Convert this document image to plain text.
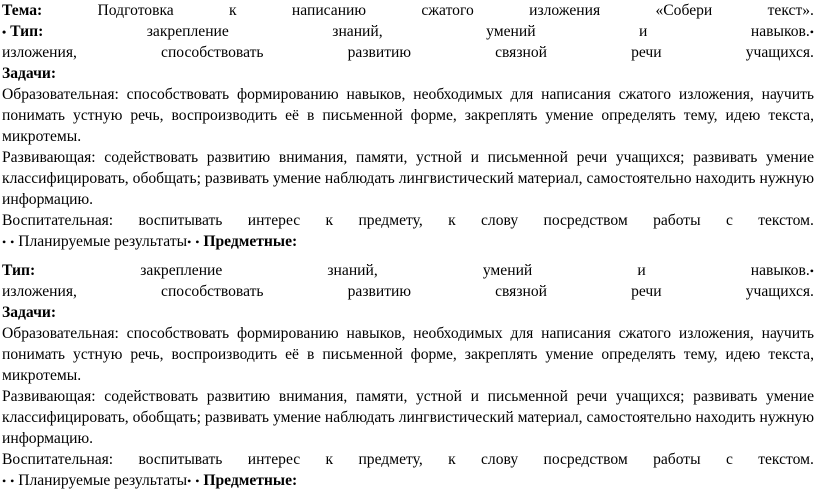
Тема:	Подготовка	к	написанию	сжатого	изложения	«Собери	текст».
• Тип:	закрепление	знаний,	умений	и	навыков.•
изложения,	способствовать	развитию	связной	речи	учащихся.
Задачи:
Образовательная: способствовать формированию навыков, необходимых для написания сжатого изложения, научить понимать устную речь, воспроизводить её в письменной форме, закреплять умение определять тему, идею текста, микротемы.
Развивающая: содействовать развитию внимания, памяти, устной и письменной речи учащихся; развивать умение классифицировать, обобщать; развивать умение наблюдать лингвистический материал, самостоятельно находить нужную информацию.
Воспитательная: воспитывать интерес к предмету, к слову посредством работы с текстом.
• • Планируемые результаты• • Предметные:
Тип:	закрепление	знаний,	умений	и	навыков.•
изложения,	способствовать	развитию	связной	речи	учащихся.
Задачи:
Образовательная: способствовать формированию навыков, необходимых для написания сжатого изложения, научить понимать устную речь, воспроизводить её в письменной форме, закреплять умение определять тему, идею текста, микротемы.
Развивающая: содействовать развитию внимания, памяти, устной и письменной речи учащихся; развивать умение классифицировать, обобщать; развивать умение наблюдать лингвистический материал, самостоятельно находить нужную информацию.
Воспитательная: воспитывать интерес к предмету, к слову посредством работы с текстом.
• • Планируемые результаты• • Предметные:
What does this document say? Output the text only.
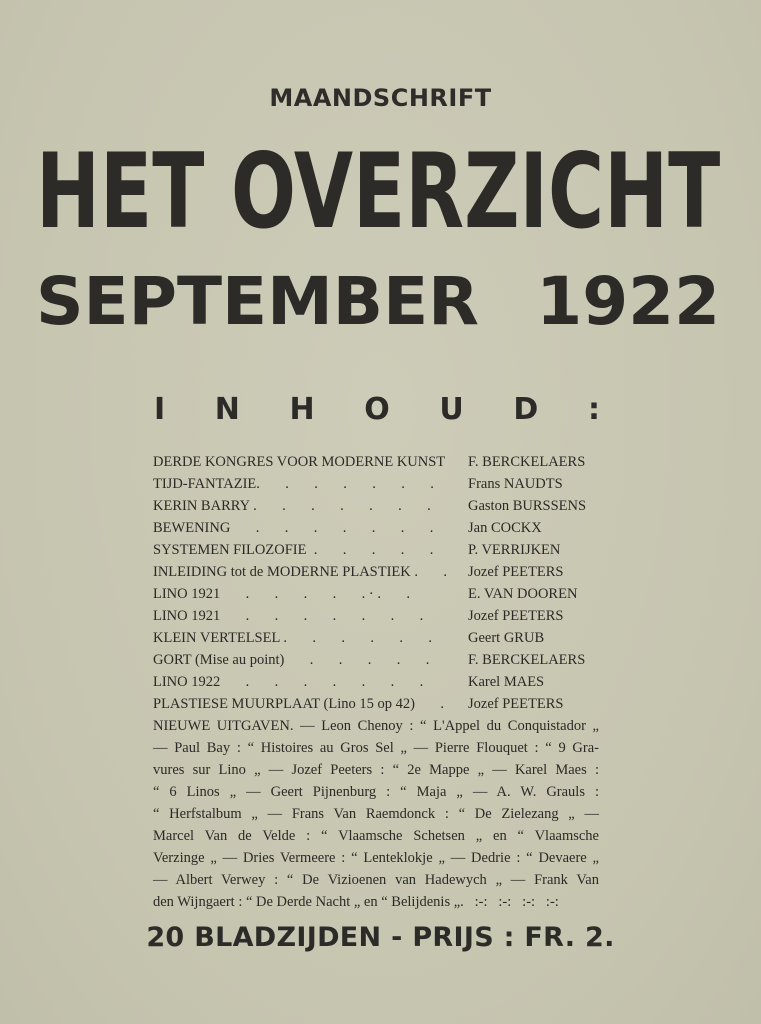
MAANDSCHRIFT
HET OVERZICHT
SEPTEMBER 1922
I N H O U D :
DERDE KONGRES VOOR MODERNE KUNST	F. BERCKELAERS
TIJD-FANTAZIE.       .       .       .       .       .       .	Frans NAUDTS
KERIN BARRY .       .       .       .       .       .       .	Gaston BURSSENS
BEWENING       .       .       .       .       .       .       .	Jan COCKX
SYSTEMEN FILOZOFIE  .       .       .       .       .	P. VERRIJKEN
INLEIDING tot de MODERNE PLASTIEK .       .	Jozef PEETERS
LINO 1921       .       .       .       .       . · .       .	E. VAN DOOREN
LINO 1921       .       .       .       .       .       .       .	Jozef PEETERS
KLEIN VERTELSEL .       .       .       .       .       .	Geert GRUB
GORT (Mise au point)       .       .       .       .       .	F. BERCKELAERS
LINO 1922       .       .       .       .       .       .       .	Karel MAES
PLASTIESE MUURPLAAT (Lino 15 op 42)       .	Jozef PEETERS
NIEUWE UITGAVEN. — Leon Chenoy : “ L'Appel du Conquistador „
— Paul Bay : “ Histoires au Gros Sel „ — Pierre Flouquet : “ 9 Gra-
vures sur Lino „ — Jozef Peeters : “ 2e Mappe „ — Karel Maes :
“ 6 Linos „ — Geert Pijnenburg : “ Maja „ — A. W. Grauls :
“ Herfstalbum „ — Frans Van Raemdonck : “ De Zielezang „ —
Marcel Van de Velde : “ Vlaamsche Schetsen „ en “ Vlaamsche
Verzinge „ — Dries Vermeere : “ Lenteklokje „ — Dedrie : “ Devaere „
— Albert Verwey : “ De Vizioenen van Hadewych „ — Frank Van
den Wijngaert : “ De Derde Nacht „ en “ Belijdenis „.   :-:   :-:   :-:   :-:
20 BLADZIJDEN - PRIJS : FR. 2.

### [BRIEF]
Omit each picture, then return all of the listing exactly as it stands.

### [SOLUTION TO THIS TASK]
Convert this document image to plain text.
Тема:	Подготовка	к	написанию	сжатого	изложения	«Собери	текст».
• Тип:	закрепление	знаний,	умений	и	навыков.•
изложения,	способствовать	развитию	связной	речи	учащихся.
Задачи:
Образовательная: способствовать формированию навыков, необходимых для написания сжатого изложения, научить понимать устную речь, воспроизводить её в письменной форме, закреплять умение определять тему, идею текста, микротемы.
Развивающая: содействовать развитию внимания, памяти, устной и письменной речи учащихся; развивать умение классифицировать, обобщать; развивать умение наблюдать лингвистический материал, самостоятельно находить нужную информацию.
Воспитательная: воспитывать интерес к предмету, к слову посредством работы с текстом.
• • Планируемые результаты• • Предметные:
Тип:	закрепление	знаний,	умений	и	навыков.•
изложения,	способствовать	развитию	связной	речи	учащихся.
Задачи:
Образовательная: способствовать формированию навыков, необходимых для написания сжатого изложения, научить понимать устную речь, воспроизводить её в письменной форме, закреплять умение определять тему, идею текста, микротемы.
Развивающая: содействовать развитию внимания, памяти, устной и письменной речи учащихся; развивать умение классифицировать, обобщать; развивать умение наблюдать лингвистический материал, самостоятельно находить нужную информацию.
Воспитательная: воспитывать интерес к предмету, к слову посредством работы с текстом.
• • Планируемые результаты• • Предметные:
What does this document say? Output the text only.
MAANDSCHRIFT
HET OVERZICHT
SEPTEMBER 1922
I N H O U D :
DERDE KONGRES VOOR MODERNE KUNST	F. BERCKELAERS
TIJD-FANTAZIE.       .       .       .       .       .       .	Frans NAUDTS
KERIN BARRY .       .       .       .       .       .       .	Gaston BURSSENS
BEWENING       .       .       .       .       .       .       .	Jan COCKX
SYSTEMEN FILOZOFIE  .       .       .       .       .	P. VERRIJKEN
INLEIDING tot de MODERNE PLASTIEK .       .	Jozef PEETERS
LINO 1921       .       .       .       .       . · .       .	E. VAN DOOREN
LINO 1921       .       .       .       .       .       .       .	Jozef PEETERS
KLEIN VERTELSEL .       .       .       .       .       .	Geert GRUB
GORT (Mise au point)       .       .       .       .       .	F. BERCKELAERS
LINO 1922       .       .       .       .       .       .       .	Karel MAES
PLASTIESE MUURPLAAT (Lino 15 op 42)       .	Jozef PEETERS
NIEUWE UITGAVEN. — Leon Chenoy : “ L'Appel du Conquistador „
— Paul Bay : “ Histoires au Gros Sel „ — Pierre Flouquet : “ 9 Gra-
vures sur Lino „ — Jozef Peeters : “ 2e Mappe „ — Karel Maes :
“ 6 Linos „ — Geert Pijnenburg : “ Maja „ — A. W. Grauls :
“ Herfstalbum „ — Frans Van Raemdonck : “ De Zielezang „ —
Marcel Van de Velde : “ Vlaamsche Schetsen „ en “ Vlaamsche
Verzinge „ — Dries Vermeere : “ Lenteklokje „ — Dedrie : “ Devaere „
— Albert Verwey : “ De Vizioenen van Hadewych „ — Frank Van
den Wijngaert : “ De Derde Nacht „ en “ Belijdenis „.   :-:   :-:   :-:   :-:
20 BLADZIJDEN - PRIJS : FR. 2.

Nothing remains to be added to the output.